Methods for hybrid GPU/CPU data processing
09558748 ยท 2017-01-31
Assignee
Inventors
Cpc classification
G10L15/22
PHYSICS
G10L15/34
PHYSICS
International classification
G10L15/22
PHYSICS
Abstract
The present invention describes methods for performing large-scale graph traversal calculations on parallel processor platforms. The invention describes methods for on-the-fly hypothesis rescoring that utilizes graphic processing units (GPUs) in combination with utilizing central processing units (CPUs) of computing devices. The invention is described in one embodiment as applied to the task of large vocabulary continuous speech recognition.
Claims
1. A computer-implemented statistical-inference method for graph-traversal used for speech recognition, comprising the method steps of: providing a computing platform comprising at least one Central Processing Unit (CPU) and at least one Graphical Processing Unit (GPU); initializing likelihoods; capturing a sample for an input signal, wherein the sample comprises a unit of speech; computing sample features from the sample; using the GPU, computing observation likelihoods for each of the sample features based on at least one of acoustic model and a language model; using the GPU, updating likelihoods based on observation likelihoods for the each of the sample features and likelihoods in previous time step to form a set of partial hypotheses, wherein each partial hypothesis of the set of partial hypotheses comprises a sequence of tokens from the at acoustic model or language model that potentially matches the unit of speech; using the CPU, computing likelihood corrections for each partial hypothesis of the set of partial hypotheses; using the GPU, updating likelihoods for the each partial hypothesis of the set of partial hypotheses; synchronizing a first back-track table on the CPU to match a second back-track table on the GPU: and performing back-track on the set of updated partial hypotheses and determining a most likely partial hypothesis of the set of updated partial hypotheses.
2. The method of claim 1, wherein the step of computing observation likelihoods for each of the sample features comprises: computing the observation likelihoods for each of the sample features using a Gaussian mixture model.
3. The method of claim 1, wherein the step of computing observation likelihoods for each of the sample features comprises: computing the observation likelihoods for each of the sample features using a neural network.
4. The method of claim 1, wherein the step of computing likelihood corrections for each partial hypothesis of the set of partial hypotheses comprises: computing likelihood corrections for each partial hypothesis of the set of partial hypotheses using an n-gram language model.

TASKS
A - According to the patent text on hybrid GPU/CPU data processing, what task is the invention applied to in one embodiment?
B - Reproduce the patent text on hybrid GPU/CPU data processing word for word, starting with "3. The method" and going on through "a neural network.".
C - Write the next part of the patent text on hybrid GPU/CPU data processing, picking up after its final claim.

DATASET RECORDS
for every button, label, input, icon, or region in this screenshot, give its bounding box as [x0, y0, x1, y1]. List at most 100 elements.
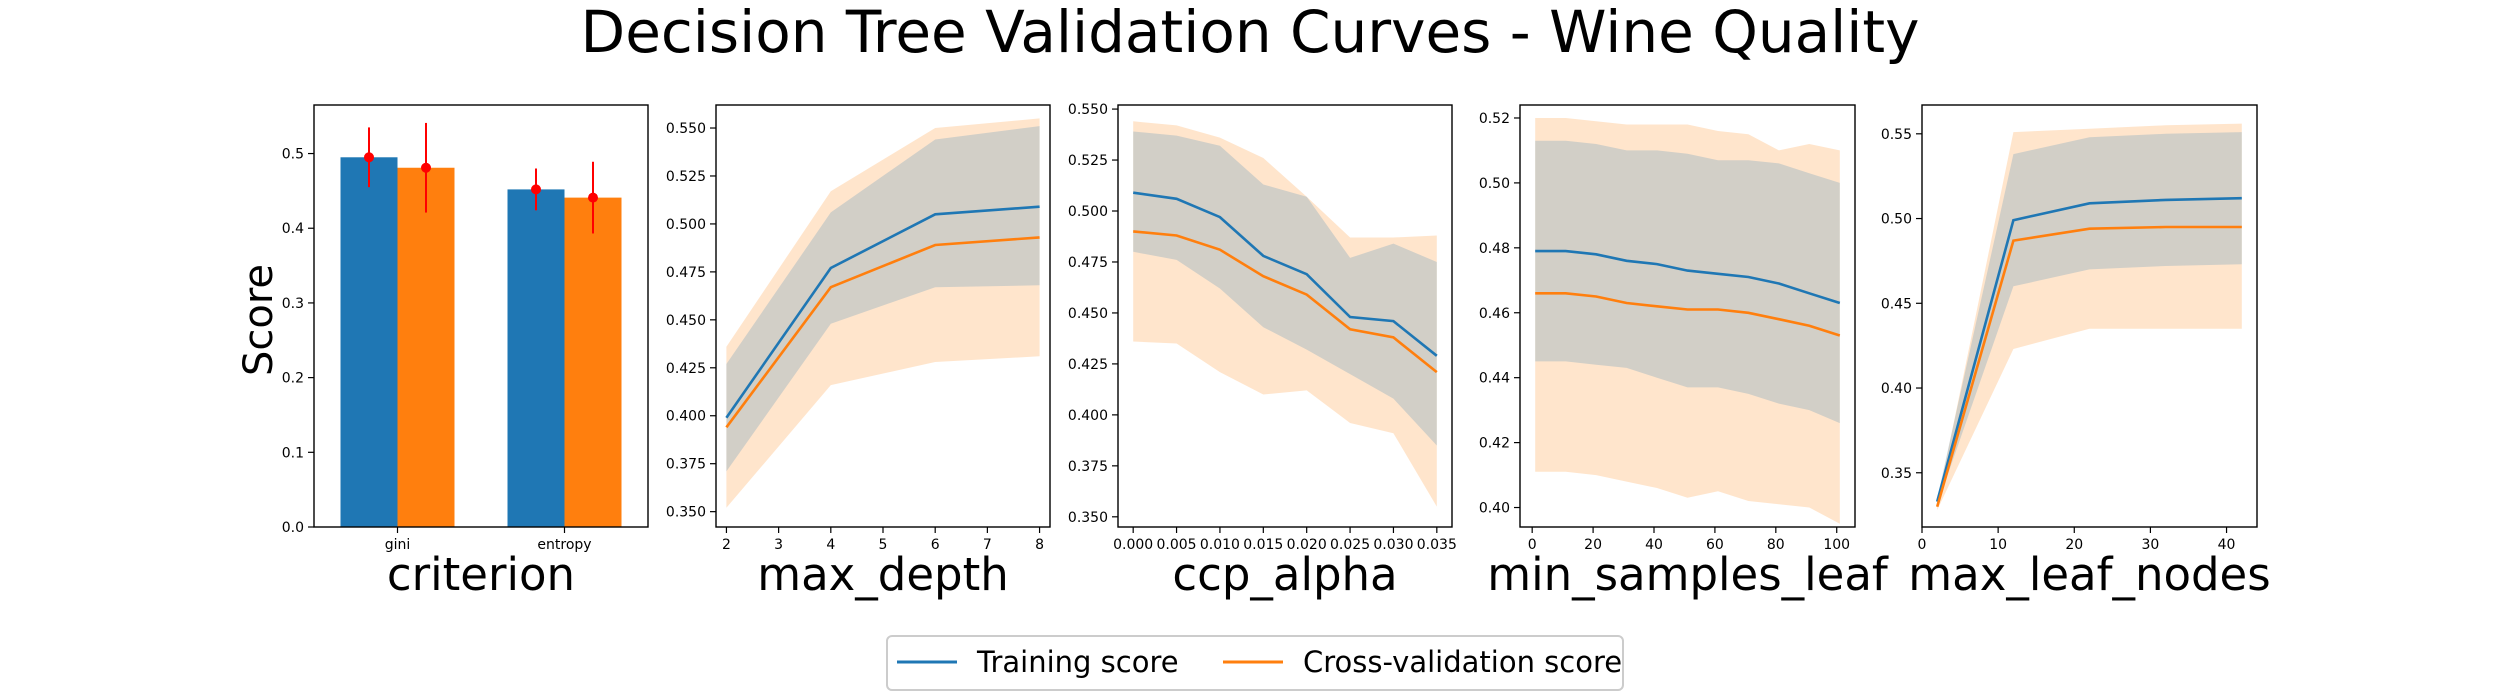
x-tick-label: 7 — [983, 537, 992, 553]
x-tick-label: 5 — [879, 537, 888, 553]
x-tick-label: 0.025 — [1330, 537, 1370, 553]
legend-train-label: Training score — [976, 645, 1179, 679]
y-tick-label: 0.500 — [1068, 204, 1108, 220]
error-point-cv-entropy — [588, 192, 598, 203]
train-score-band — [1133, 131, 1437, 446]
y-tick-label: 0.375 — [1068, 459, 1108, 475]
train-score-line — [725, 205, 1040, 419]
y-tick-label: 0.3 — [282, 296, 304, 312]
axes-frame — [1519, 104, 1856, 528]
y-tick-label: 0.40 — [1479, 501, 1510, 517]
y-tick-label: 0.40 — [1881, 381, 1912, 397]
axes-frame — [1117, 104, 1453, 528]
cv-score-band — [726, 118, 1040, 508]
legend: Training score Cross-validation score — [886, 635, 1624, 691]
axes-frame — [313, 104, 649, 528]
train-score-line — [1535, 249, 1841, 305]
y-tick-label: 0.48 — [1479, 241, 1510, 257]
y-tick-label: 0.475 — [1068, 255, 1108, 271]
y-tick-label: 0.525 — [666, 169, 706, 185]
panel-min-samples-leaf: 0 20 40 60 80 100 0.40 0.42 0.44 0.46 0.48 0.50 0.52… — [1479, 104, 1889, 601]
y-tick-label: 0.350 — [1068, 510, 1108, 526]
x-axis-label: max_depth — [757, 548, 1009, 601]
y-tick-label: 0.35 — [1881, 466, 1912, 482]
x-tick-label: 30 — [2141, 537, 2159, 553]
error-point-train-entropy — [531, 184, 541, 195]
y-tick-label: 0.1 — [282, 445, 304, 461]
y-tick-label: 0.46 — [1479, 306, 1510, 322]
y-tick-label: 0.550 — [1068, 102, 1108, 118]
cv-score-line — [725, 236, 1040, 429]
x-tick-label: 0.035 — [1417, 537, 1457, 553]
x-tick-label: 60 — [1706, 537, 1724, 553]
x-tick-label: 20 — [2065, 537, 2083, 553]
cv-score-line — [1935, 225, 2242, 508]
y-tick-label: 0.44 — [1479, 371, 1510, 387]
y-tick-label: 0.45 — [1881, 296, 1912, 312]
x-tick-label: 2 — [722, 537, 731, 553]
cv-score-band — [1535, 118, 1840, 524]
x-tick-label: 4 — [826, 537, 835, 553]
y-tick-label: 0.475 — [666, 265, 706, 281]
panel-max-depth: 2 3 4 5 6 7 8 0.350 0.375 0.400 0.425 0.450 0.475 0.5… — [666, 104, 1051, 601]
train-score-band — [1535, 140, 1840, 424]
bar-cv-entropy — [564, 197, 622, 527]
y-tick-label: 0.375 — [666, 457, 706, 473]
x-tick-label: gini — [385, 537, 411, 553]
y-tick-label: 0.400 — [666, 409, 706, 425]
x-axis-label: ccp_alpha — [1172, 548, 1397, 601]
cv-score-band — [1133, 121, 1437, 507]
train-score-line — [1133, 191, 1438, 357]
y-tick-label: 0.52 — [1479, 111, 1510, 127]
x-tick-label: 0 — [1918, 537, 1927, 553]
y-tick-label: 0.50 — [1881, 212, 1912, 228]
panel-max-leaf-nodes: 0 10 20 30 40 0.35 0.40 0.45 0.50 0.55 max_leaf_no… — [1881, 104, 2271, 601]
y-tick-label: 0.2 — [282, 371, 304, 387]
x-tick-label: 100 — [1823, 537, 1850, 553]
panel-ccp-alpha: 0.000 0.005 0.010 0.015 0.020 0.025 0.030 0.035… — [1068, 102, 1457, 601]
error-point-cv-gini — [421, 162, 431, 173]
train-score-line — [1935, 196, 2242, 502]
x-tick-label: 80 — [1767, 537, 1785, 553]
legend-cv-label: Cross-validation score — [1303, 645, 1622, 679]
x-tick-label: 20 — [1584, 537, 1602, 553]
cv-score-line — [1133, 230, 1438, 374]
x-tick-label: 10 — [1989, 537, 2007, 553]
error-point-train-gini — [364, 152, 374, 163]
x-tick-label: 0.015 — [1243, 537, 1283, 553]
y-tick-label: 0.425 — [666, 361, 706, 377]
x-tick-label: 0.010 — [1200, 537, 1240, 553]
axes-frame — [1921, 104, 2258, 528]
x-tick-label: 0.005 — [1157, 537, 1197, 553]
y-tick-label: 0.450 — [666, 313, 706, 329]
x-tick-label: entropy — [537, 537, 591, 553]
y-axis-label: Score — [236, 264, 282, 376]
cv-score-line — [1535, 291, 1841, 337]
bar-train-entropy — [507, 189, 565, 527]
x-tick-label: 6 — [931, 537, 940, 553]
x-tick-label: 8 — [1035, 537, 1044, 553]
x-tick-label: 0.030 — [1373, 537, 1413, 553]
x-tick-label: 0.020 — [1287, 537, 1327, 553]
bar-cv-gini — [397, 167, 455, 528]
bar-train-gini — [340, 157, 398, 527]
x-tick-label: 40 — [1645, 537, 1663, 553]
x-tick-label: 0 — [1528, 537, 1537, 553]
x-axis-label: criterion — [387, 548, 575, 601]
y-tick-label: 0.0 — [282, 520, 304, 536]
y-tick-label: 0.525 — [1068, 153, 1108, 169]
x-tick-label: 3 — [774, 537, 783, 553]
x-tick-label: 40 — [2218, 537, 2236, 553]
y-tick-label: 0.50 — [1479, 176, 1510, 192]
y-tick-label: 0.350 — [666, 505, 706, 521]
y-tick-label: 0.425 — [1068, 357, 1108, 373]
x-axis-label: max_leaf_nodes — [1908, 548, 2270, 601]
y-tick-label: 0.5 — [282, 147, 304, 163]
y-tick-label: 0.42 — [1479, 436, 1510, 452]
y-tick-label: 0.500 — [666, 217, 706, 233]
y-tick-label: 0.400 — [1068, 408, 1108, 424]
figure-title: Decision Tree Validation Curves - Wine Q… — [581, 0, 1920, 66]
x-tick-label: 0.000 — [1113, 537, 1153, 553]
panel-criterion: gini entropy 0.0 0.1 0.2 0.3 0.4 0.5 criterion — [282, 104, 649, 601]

* * *

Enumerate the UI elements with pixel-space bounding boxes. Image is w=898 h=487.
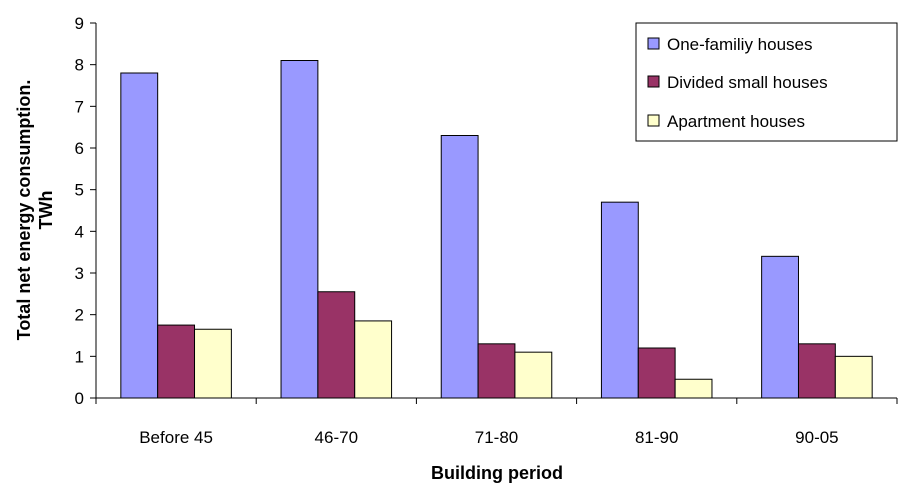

ANSWERS IN ORDER
A - Large vocabulary continuous speech recognition.

B -
3. The method of claim 1, wherein the step of computing observation likelihoods for each of the sample features comprises: computing the observation likelihoods for each of the sample features using a neural network.

C -
5. The method of claim 1, wherein the step of computing likelihood corrections for each partial hypothesis of the set of partial hypotheses comprises: computing likelihood corrections for each partial hypothesis of the set of partial hypotheses using a neural network.
6. The method of claim 1, further comprising: sorting each partial hypothesis of the set of partial hypotheses; and removing partial hypotheses that fall below a ranking threshold.
7. The method of claim 1, further comprising: creating a data structure to store a probability of a history as an out-going arc, wherein the history represents a token sequence, wherein the data structure used to store an out-going set of arcs changes based on a number of arcs exiting a state.
8. The method of claim 7, further comprising: storing the out-going set of arcs in a first database; creating a search model based on the out-going set of arcs; revising the search model based on a state of the search model; and saving a revised search model in a second database.
9. The method of claim 1, wherein the step of performing back-track on the set of updated partial hypotheses and determining a most likely partial hypothesis of the set of updated partial hypotheses comprises: merging the set of updated partial hypotheses using an atomic compare-and-swap operation.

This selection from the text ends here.